• [What you have to do]: Continue the post on Advocate General Jääskinen's Opinion in the French wind energy case from the point where it stops.

• [Text block]:
AG Jääskinen revisits PreussenElektra and minimises implications of Doux Elevages (C-262/12)

As a continuation of the Judgment of the Court of Justice of the EU of 30 May 2013 in case C-677/11 Doux Élevages and Coopérative agricole UKL-AREE, where the CJEU (re)analysed the concept of 'State aid' and stressed that aid cannot exist if the economic advantage under analysis is not funded by 'State resources' and there is no 'imputability to the State' (commented here); in his Opinion of 11 July 2013 in case C-262/12 Vent De Colère and Others, Advocate General Jääskinen has assessed a French scheme of support to electric distribution companies and revisited the well-known PreussenElektra criteria.

In his analysis, AG Jääskinen uses the two main criteria of 'imputability' and existence of 'State resources' in order to determine whether some contributions paid by final customers of electricity--which are then used to compensate for the costs of the mandatory purchase of wind energy by electricity distributors at above the market prices--amount to State aid.

Very briefly, under the controverted scheme, producers of wind energy benefit from an obligation of mandatory purchase of their electricity by energy distributors at prices above the market. Distribution companies can then claim full compensation for those additional costs (which are classed as costs derived from public service obligations) from CDC (Caisse des Dépôts group, which is a "public group serving general interest and economic development"). CDC's compensation is ultimately financed by the final consumers of electricity, who pay that compensation as part of their electricity bill.

According to AG Jääskinen, the scheme constitutes State aid because there is both State imputability and the measure is financed by State resources. As to the first element, the AG considers that the fact the contribution to be paid by consumers is directly determined in a law implies that the adoption of such a measure is imputable to the public powers of the French State (para 32 of hi Opinion). 

It is interesting to stress that the AG distinguishes this case from the very recent Doux Elevages Judgment by stressing that the intervention of the State in this case was not of a 'merely instrumental' nature, but that the French State took full ownership of the compensation scheme for producers of wind electricity (para 40).

As to the more controversial issue of the consumer contributions amounting to the existence of 'State resources', the AG stresses that 'the fact that these resources constantly remain under public control and, therefore, are available to the competent national authorities, suffices to qualify them as State funds to finance the measure, which then falls within the scope of Article 107(1) TFEU' (para 34, own translation from Spanish). AG Jääskinen confirms this positive finding in view of the control that the French State exercises over CDC, the status of CDC as the organism that intervenes in the transmission of the funds between consumers and distributors of energy, and the nature of the controverted funds.

• [Stored data]:
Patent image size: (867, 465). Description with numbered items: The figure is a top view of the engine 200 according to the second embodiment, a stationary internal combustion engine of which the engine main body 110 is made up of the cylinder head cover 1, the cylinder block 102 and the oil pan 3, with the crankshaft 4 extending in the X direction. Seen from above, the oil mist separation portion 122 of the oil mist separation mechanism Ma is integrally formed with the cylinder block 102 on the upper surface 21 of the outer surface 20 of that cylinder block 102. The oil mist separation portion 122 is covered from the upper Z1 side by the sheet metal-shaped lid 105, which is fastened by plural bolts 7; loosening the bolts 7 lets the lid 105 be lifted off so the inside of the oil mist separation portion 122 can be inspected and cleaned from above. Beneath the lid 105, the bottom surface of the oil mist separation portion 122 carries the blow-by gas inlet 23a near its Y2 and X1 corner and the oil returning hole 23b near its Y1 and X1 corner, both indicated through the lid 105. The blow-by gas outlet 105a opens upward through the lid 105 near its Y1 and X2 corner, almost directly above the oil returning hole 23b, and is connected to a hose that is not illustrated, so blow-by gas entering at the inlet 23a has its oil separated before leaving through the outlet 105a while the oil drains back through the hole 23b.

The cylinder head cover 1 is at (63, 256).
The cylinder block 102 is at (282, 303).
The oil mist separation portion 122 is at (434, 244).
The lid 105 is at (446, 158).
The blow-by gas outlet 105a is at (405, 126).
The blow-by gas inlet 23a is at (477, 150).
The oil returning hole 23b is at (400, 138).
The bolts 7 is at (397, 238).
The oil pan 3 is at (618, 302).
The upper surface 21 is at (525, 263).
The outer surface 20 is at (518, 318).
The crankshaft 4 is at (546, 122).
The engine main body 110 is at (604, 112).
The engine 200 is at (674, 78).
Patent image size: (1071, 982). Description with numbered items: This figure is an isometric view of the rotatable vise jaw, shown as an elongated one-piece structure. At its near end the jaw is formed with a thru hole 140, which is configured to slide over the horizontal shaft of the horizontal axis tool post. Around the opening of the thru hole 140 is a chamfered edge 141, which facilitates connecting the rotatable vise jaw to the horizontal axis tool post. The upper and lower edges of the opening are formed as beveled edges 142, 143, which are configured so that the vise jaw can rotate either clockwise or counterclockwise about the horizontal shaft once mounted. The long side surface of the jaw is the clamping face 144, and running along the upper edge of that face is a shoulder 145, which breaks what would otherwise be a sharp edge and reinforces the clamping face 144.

• [Written response]:
In my view, it is worth noting that AG Jääskinen advocates for a rather streamlined test of 'origin/absorption' of private funds once they are managed by a public entity by clearly submitting that he does 'not agree with the general statement that the public nature of an organism does not entail that the resources available to it  are to be regarded as State funds' (para 46, own translation from Spanish). I think that this is an appropriate approach that would overcome a formalistic assessment of the avenues that financial support follows and, in the end, would broaden the definition of State aid under a more functional approach.

Also, and once more, AG Jääskinen distinguishes this case from the Doux Elevages Judgment by stressing the fact that all consumers are indiscriminately affected by the compensation scheme (regardless of their use of wind energy or not) and, consequently, the scheme is of a (quasi)fiscal nature (at least, this is my understading of his considerations in paras 50-54 of his Opinion). I think that this should also be welcome, as such an approach would contribute to limit the possibilities for States to effectively create (disguised) aid schemes by means of (pseudo)fiscal interventions.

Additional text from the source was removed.